**STATED EXERCISE**
Output only the count of lines that contain "первый".

**Records from a collection**
:::::

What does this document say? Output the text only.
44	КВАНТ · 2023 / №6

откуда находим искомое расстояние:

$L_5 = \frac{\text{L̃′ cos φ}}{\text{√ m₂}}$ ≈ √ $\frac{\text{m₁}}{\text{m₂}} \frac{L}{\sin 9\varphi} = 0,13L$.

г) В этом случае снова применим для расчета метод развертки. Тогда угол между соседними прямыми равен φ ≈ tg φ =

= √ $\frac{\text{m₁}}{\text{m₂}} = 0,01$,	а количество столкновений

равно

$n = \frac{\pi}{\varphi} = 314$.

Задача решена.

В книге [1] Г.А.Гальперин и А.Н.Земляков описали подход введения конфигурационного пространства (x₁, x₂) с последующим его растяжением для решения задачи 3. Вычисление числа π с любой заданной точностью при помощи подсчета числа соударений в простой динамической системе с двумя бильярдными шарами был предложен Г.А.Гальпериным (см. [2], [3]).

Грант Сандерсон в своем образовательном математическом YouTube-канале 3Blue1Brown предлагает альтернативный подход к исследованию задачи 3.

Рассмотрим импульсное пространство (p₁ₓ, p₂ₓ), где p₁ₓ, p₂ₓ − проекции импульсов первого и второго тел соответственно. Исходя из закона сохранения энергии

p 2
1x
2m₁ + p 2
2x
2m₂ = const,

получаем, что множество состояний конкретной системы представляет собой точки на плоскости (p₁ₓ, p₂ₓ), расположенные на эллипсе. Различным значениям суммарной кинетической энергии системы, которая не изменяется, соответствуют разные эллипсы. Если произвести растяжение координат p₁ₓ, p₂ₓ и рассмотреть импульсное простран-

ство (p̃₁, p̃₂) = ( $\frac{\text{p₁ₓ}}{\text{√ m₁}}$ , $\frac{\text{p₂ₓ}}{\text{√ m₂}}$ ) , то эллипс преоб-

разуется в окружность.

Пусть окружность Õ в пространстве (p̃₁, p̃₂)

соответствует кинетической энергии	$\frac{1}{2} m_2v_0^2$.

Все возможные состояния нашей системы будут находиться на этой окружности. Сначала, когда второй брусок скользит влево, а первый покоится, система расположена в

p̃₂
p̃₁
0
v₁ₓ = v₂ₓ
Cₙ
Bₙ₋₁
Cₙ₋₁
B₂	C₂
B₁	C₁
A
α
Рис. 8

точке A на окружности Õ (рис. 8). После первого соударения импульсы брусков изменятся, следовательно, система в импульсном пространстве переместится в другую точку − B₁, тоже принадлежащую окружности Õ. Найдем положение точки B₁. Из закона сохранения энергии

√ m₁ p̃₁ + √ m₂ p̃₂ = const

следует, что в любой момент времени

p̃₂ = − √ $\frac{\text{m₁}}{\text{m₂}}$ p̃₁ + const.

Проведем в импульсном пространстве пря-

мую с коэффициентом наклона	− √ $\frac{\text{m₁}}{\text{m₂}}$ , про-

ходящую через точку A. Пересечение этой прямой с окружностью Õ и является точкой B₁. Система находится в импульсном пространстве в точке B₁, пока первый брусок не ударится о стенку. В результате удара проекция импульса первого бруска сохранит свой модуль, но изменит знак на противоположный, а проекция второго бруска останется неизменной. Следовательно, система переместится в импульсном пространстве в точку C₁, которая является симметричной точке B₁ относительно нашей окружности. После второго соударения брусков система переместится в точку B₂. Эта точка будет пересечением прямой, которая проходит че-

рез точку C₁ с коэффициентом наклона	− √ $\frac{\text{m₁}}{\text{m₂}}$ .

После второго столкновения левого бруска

:::::

**SOLUTION FOR THIS PROBLEM**
2